** START **

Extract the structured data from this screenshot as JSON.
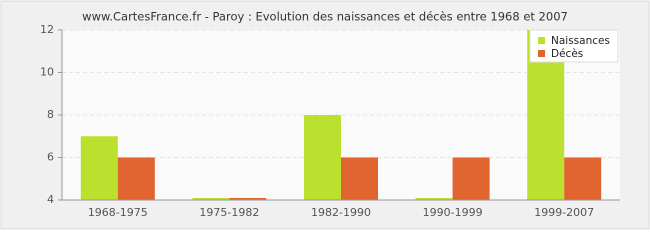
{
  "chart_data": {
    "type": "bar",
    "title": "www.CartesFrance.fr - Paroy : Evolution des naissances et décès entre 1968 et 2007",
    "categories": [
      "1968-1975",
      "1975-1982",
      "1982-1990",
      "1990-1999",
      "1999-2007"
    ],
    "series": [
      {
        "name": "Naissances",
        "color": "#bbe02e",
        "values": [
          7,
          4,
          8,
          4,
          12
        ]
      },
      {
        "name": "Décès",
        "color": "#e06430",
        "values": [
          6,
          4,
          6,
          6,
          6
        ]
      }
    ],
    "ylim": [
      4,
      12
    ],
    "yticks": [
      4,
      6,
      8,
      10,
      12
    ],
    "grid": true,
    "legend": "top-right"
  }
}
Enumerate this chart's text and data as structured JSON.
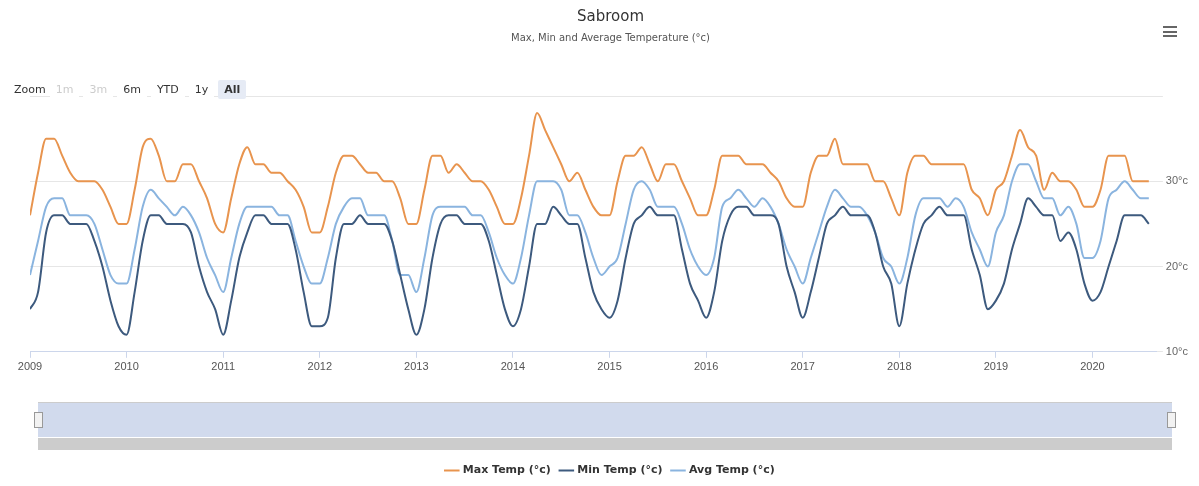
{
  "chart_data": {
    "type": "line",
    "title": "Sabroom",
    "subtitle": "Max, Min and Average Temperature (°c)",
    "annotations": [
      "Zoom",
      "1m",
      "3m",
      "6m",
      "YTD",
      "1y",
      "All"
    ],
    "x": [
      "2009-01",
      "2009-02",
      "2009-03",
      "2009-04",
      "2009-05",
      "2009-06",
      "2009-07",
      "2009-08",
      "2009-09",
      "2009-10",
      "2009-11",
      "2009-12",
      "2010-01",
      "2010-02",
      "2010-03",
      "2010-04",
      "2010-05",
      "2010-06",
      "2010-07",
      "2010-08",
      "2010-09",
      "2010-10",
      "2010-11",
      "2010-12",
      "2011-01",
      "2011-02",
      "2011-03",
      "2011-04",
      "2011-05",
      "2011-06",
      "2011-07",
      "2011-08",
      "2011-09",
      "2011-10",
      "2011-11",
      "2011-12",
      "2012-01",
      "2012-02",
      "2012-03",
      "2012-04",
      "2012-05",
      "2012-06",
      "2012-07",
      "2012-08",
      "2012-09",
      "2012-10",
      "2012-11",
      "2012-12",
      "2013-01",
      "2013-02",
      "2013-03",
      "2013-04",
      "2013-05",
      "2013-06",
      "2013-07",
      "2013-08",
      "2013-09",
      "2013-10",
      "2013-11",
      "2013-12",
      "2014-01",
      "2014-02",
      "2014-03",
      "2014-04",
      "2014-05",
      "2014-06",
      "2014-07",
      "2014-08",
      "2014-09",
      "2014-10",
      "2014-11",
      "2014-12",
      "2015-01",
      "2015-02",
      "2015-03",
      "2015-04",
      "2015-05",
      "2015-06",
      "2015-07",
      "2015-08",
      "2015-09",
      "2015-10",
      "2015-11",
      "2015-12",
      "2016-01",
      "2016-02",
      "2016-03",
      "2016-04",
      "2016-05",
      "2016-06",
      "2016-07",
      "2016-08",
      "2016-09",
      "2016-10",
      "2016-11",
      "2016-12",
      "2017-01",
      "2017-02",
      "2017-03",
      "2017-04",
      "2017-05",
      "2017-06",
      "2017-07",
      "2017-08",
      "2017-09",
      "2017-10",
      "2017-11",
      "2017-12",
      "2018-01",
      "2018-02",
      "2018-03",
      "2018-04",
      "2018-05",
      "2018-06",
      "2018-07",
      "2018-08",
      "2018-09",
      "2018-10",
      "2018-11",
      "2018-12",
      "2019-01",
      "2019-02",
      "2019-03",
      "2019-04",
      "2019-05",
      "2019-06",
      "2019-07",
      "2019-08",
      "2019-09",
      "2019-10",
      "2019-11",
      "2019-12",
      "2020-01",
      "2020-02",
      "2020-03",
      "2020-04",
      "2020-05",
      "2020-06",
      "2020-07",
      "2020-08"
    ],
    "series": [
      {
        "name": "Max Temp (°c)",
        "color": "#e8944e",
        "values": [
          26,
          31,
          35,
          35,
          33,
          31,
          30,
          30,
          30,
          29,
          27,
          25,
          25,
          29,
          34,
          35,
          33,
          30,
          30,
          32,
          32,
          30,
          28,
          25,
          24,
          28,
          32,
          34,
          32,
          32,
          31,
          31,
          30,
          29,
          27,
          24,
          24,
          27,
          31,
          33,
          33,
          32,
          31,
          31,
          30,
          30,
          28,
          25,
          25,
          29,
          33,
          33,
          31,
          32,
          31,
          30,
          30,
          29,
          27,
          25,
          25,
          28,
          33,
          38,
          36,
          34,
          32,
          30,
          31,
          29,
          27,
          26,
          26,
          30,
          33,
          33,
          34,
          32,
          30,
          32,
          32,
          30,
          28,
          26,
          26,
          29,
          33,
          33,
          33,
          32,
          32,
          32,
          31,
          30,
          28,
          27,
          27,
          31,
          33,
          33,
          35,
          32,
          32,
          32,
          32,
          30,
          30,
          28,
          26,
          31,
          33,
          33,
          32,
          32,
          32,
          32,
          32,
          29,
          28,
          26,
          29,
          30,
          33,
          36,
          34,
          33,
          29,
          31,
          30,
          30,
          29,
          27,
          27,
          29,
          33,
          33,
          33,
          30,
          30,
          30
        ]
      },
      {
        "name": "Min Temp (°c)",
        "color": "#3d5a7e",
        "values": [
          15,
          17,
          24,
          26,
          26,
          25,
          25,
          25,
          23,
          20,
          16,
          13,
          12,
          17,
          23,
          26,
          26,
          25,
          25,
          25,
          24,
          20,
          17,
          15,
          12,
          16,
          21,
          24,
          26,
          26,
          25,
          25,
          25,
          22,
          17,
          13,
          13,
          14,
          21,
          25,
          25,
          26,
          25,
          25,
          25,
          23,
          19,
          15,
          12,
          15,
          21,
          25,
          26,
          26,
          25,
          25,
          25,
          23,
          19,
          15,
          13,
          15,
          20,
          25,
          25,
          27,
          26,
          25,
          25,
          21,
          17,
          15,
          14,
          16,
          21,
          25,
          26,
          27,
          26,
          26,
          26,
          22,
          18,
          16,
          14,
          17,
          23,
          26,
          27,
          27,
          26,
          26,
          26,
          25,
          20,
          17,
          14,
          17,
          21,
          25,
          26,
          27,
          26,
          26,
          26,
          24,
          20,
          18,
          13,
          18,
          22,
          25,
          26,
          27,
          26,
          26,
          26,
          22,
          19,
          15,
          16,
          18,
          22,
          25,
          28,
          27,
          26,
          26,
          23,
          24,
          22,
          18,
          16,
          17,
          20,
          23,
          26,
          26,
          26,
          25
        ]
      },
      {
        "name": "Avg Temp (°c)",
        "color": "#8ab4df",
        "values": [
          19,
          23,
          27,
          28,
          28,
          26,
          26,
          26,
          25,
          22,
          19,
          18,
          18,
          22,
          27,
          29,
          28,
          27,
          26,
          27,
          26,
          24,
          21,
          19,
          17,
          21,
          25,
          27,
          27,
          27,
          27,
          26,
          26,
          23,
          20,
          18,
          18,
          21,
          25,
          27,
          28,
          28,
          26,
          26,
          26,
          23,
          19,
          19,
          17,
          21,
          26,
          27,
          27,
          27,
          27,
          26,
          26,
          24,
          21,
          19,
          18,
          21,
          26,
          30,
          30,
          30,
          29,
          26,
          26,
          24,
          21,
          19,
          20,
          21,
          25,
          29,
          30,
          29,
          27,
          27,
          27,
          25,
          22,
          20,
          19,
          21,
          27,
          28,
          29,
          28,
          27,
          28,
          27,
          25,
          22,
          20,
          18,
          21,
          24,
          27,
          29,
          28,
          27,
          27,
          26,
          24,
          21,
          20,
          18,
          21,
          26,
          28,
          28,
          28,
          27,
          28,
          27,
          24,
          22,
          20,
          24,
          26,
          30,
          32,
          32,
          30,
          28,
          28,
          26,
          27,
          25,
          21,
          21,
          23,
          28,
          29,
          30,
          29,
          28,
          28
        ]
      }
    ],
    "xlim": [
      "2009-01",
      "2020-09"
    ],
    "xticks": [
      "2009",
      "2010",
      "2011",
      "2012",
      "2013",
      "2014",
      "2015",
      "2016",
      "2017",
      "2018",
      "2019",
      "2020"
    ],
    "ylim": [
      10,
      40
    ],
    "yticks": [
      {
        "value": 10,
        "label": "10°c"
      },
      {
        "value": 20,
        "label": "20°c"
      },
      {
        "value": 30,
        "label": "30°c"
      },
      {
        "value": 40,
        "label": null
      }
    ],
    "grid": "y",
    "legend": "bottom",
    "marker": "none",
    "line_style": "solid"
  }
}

** END **

**Set task**
Extract every line of the records above that contains the word "structured".

**The reply**
Extract the structured data from this screenshot as JSON.
Enumerate this chart's text and data as structured JSON.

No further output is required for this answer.